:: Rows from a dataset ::
-------------------------

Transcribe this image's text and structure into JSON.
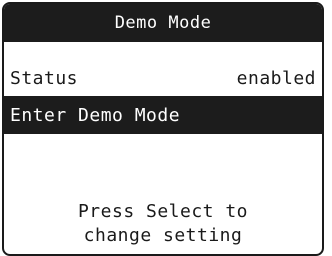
{
  "screen": {
    "title": "Demo Mode"
  },
  "menu": {
    "status_label": "Status",
    "status_value": "enabled",
    "enter_demo_label": "Enter Demo Mode"
  },
  "hint": {
    "line1": "Press Select to",
    "line2": "change setting"
  },
  "colors": {
    "background": "#ffffff",
    "foreground": "#1a1a1a",
    "highlight": "#1c1c1c",
    "highlight_text": "#ffffff"
  }
}
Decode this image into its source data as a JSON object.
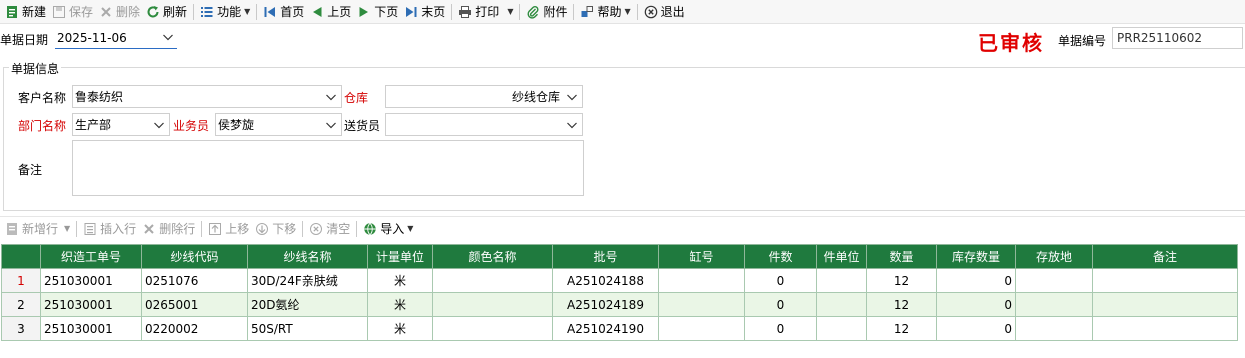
{
  "toolbar": {
    "items": [
      {
        "label": "新建",
        "icon": "new-doc-icon"
      },
      {
        "label": "保存",
        "icon": "save-icon"
      },
      {
        "label": "删除",
        "icon": "delete-icon"
      },
      {
        "label": "刷新",
        "icon": "refresh-icon"
      },
      {
        "label": "功能",
        "icon": "function-menu-icon"
      },
      {
        "label": "首页",
        "icon": "first-page-icon"
      },
      {
        "label": "上页",
        "icon": "prev-page-icon"
      },
      {
        "label": "下页",
        "icon": "next-page-icon"
      },
      {
        "label": "末页",
        "icon": "last-page-icon"
      },
      {
        "label": "打印",
        "icon": "print-icon"
      },
      {
        "label": "附件",
        "icon": "attachment-icon"
      },
      {
        "label": "帮助",
        "icon": "help-icon"
      },
      {
        "label": "退出",
        "icon": "exit-icon"
      }
    ]
  },
  "header": {
    "date_label": "单据日期",
    "date_value": "2025-11-06",
    "status_stamp": "已审核",
    "docno_label": "单据编号",
    "docno_value": "PRR25110602"
  },
  "form": {
    "group_title": "单据信息",
    "customer_label": "客户名称",
    "customer_value": "鲁泰纺织",
    "warehouse_label": "仓库",
    "warehouse_value": "纱线仓库",
    "dept_label": "部门名称",
    "dept_value": "生产部",
    "salesman_label": "业务员",
    "salesman_value": "侯梦旋",
    "delivery_label": "送货员",
    "delivery_value": "",
    "remark_label": "备注",
    "remark_value": ""
  },
  "grid_toolbar": {
    "add_row": "新增行",
    "insert_row": "插入行",
    "delete_row": "删除行",
    "move_up": "上移",
    "move_down": "下移",
    "clear": "清空",
    "import": "导入"
  },
  "table": {
    "columns": [
      "织造工单号",
      "纱线代码",
      "纱线名称",
      "计量单位",
      "颜色名称",
      "批号",
      "缸号",
      "件数",
      "件单位",
      "数量",
      "库存数量",
      "存放地",
      "备注"
    ],
    "rows": [
      {
        "no": "1",
        "order": "251030001",
        "code": "0251076",
        "name": "30D/24F亲肤绒",
        "unit": "米",
        "color": "",
        "batch": "A251024188",
        "vat": "",
        "pieces": "0",
        "piece_unit": "",
        "qty": "12",
        "stock": "0",
        "place": "",
        "remark": ""
      },
      {
        "no": "2",
        "order": "251030001",
        "code": "0265001",
        "name": "20D氨纶",
        "unit": "米",
        "color": "",
        "batch": "A251024189",
        "vat": "",
        "pieces": "0",
        "piece_unit": "",
        "qty": "12",
        "stock": "0",
        "place": "",
        "remark": ""
      },
      {
        "no": "3",
        "order": "251030001",
        "code": "0220002",
        "name": "50S/RT",
        "unit": "米",
        "color": "",
        "batch": "A251024190",
        "vat": "",
        "pieces": "0",
        "piece_unit": "",
        "qty": "12",
        "stock": "0",
        "place": "",
        "remark": ""
      }
    ]
  }
}
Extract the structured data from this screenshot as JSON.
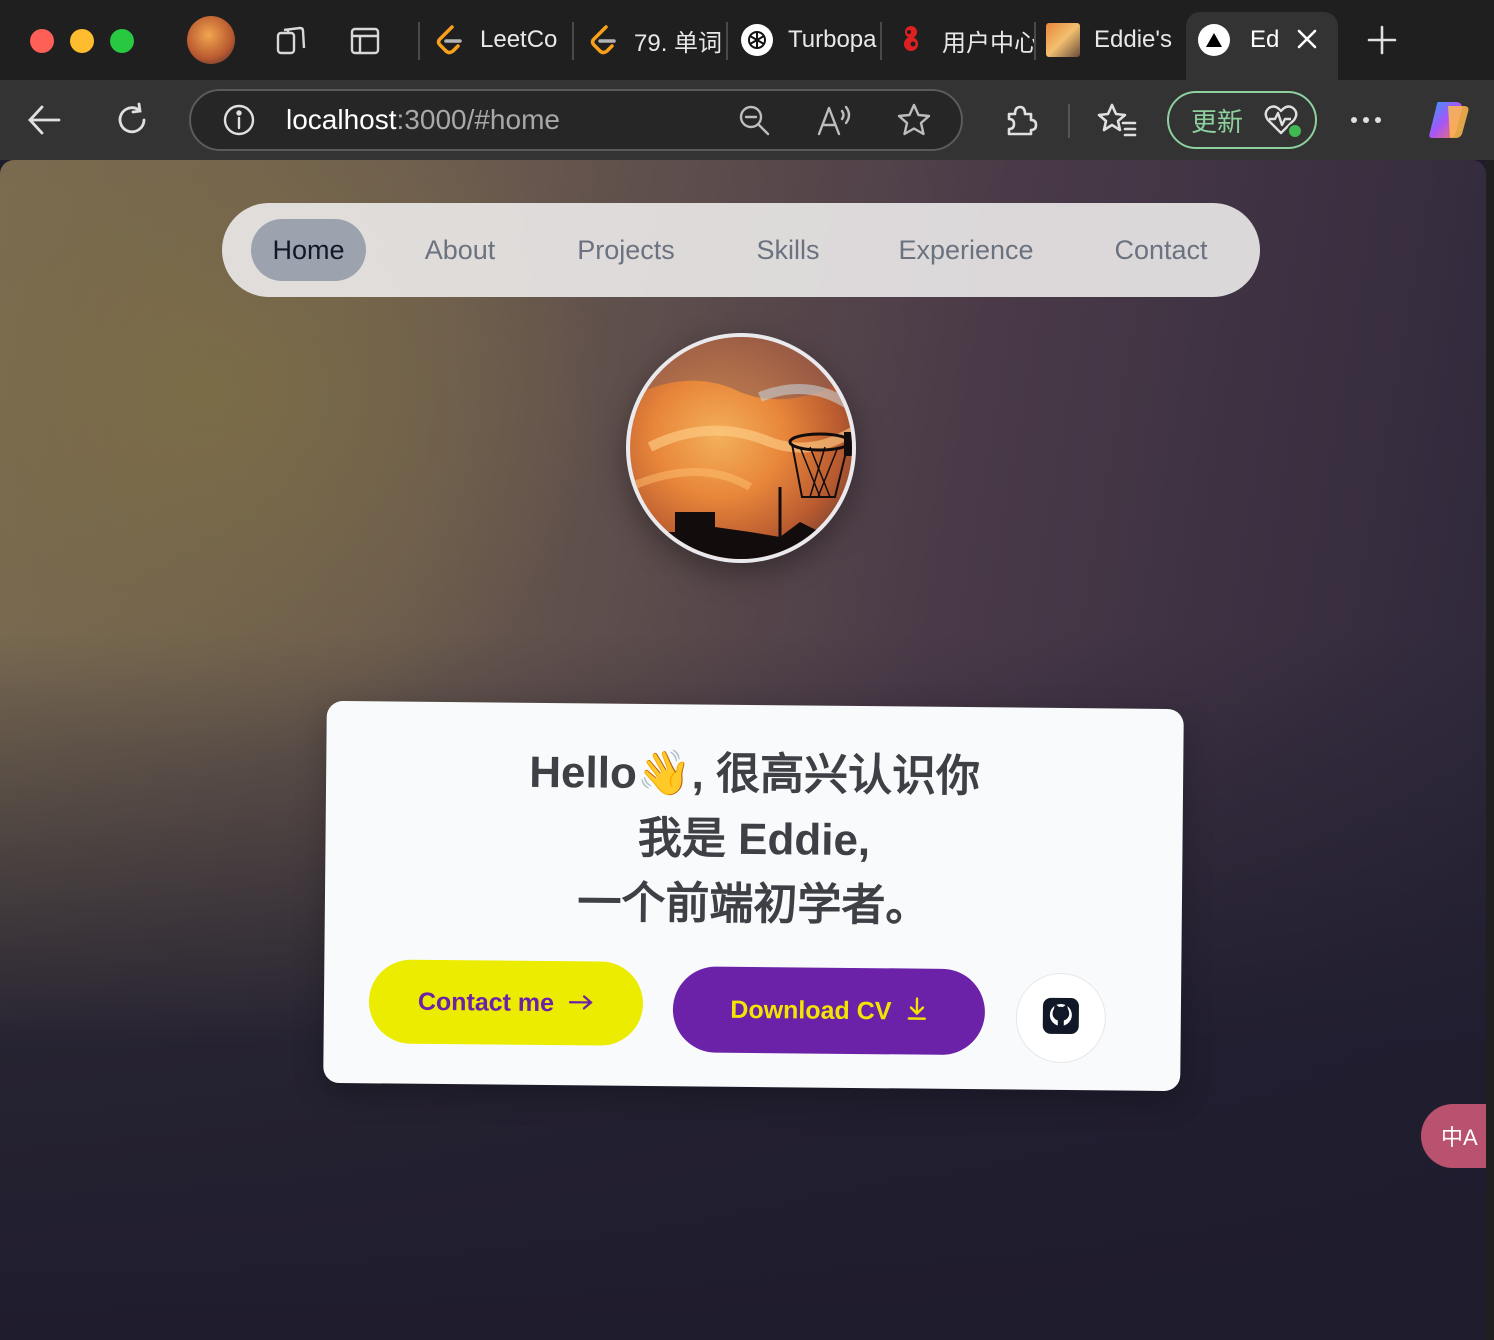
{
  "tabs": [
    {
      "label": "LeetCo",
      "icon": "leetcode-icon"
    },
    {
      "label": "79. 单词",
      "icon": "leetcode-icon"
    },
    {
      "label": "Turbopa",
      "icon": "openai-icon"
    },
    {
      "label": "用户中心",
      "icon": "red-logo-icon"
    },
    {
      "label": "Eddie's",
      "icon": "sunset-image-icon"
    },
    {
      "label": "Ed",
      "icon": "vercel-triangle-icon",
      "active": true
    }
  ],
  "address_bar": {
    "url_host": "localhost",
    "url_rest": ":3000/#home"
  },
  "toolbar": {
    "update_label": "更新"
  },
  "nav": {
    "items": [
      "Home",
      "About",
      "Projects",
      "Skills",
      "Experience",
      "Contact"
    ],
    "active": "Home"
  },
  "hero": {
    "line1": "Hello👋, 很高兴认识你",
    "line2": "我是 Eddie,",
    "line3": "一个前端初学者。",
    "contact_label": "Contact me",
    "download_label": "Download CV"
  },
  "translate_fab": {
    "label": "中A"
  },
  "colors": {
    "contact_bg": "#ecec00",
    "download_bg": "#6b21a8",
    "nav_active_bg": "#9ca3af",
    "update_green": "#8fd19e"
  }
}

-------------------------

:: Set problem ::
Check each line above for the word "this", and copy the lines where it appears.

:: Exercise answer ::
Transcribe this image's text and structure into JSON.
Decode this image into its source data as a JSON object.
Extract the structured data from this screenshot as JSON.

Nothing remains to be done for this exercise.